--- Problem to work on ---
Among the lines below, list those containing the string "flux".

>> START

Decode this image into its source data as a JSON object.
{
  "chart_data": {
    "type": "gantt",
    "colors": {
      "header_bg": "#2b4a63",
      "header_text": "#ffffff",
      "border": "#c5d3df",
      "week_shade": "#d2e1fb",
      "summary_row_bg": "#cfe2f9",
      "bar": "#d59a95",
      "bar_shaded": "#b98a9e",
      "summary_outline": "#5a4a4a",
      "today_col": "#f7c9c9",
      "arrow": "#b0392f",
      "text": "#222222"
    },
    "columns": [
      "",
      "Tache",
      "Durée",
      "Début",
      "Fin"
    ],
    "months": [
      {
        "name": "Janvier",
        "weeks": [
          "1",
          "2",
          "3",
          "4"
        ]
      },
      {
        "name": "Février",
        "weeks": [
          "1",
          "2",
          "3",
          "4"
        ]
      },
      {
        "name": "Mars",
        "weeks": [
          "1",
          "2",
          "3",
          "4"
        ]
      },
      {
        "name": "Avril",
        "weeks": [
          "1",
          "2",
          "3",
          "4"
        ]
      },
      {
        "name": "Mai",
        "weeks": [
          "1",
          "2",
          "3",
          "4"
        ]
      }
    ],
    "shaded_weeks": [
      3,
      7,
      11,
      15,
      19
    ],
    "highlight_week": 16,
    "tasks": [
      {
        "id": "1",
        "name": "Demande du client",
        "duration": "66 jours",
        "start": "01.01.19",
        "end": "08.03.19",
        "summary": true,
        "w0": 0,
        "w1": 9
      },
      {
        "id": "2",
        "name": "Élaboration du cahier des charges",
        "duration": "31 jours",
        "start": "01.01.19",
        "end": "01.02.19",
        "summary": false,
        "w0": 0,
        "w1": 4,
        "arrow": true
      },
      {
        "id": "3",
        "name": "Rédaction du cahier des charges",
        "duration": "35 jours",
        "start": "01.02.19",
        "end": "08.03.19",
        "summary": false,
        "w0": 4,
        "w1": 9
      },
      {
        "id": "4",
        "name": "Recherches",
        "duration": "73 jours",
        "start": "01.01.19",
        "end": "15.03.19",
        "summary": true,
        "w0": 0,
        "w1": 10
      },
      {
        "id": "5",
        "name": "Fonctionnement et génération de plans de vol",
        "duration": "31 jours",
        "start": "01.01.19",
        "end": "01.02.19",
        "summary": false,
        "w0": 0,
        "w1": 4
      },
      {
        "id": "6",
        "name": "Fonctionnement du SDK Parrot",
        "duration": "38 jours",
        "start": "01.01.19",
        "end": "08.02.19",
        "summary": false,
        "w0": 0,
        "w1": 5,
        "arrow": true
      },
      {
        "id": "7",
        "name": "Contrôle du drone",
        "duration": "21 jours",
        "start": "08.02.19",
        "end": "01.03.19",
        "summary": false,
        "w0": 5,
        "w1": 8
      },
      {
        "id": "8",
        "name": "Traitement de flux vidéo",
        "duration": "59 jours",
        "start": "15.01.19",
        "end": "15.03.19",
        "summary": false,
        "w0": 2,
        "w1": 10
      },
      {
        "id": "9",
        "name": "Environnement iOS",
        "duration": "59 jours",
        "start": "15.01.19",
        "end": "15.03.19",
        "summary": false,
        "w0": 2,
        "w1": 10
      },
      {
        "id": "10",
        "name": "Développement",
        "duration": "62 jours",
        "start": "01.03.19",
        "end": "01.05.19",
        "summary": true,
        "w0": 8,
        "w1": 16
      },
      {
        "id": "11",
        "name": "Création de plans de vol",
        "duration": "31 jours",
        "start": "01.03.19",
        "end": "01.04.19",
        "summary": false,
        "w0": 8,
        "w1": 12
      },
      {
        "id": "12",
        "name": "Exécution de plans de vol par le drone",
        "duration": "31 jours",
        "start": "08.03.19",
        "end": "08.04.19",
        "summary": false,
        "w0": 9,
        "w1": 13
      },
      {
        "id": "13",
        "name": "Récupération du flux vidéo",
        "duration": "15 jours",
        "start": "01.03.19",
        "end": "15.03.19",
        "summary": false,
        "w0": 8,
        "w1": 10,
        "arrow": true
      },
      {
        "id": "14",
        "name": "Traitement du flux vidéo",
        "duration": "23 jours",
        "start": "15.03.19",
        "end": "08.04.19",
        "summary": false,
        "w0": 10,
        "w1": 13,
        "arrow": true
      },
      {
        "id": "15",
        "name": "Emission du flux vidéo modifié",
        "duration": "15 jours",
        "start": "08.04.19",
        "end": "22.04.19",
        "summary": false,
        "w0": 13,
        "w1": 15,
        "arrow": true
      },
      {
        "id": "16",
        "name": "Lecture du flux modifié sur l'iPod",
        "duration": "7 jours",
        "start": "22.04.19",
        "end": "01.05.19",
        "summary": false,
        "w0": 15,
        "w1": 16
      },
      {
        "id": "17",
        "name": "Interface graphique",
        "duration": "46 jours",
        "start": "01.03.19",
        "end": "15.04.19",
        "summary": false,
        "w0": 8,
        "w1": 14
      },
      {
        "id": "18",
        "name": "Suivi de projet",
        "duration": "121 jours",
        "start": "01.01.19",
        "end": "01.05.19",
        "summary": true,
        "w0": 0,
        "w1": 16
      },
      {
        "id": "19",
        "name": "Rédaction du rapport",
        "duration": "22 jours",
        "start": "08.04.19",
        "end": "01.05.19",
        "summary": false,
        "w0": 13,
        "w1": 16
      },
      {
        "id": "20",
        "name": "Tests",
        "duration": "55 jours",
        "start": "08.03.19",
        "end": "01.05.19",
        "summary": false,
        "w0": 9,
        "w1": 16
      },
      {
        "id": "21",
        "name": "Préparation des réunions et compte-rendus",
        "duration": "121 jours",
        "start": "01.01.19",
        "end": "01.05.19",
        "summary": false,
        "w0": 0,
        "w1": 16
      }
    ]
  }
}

>> END

--- Task output ---
        "name": "Traitement de flux vidéo",
        "name": "Récupération du flux vidéo",
        "name": "Traitement du flux vidéo",
        "name": "Emission du flux vidéo modifié",
        "name": "Lecture du flux modifié sur l'iPod",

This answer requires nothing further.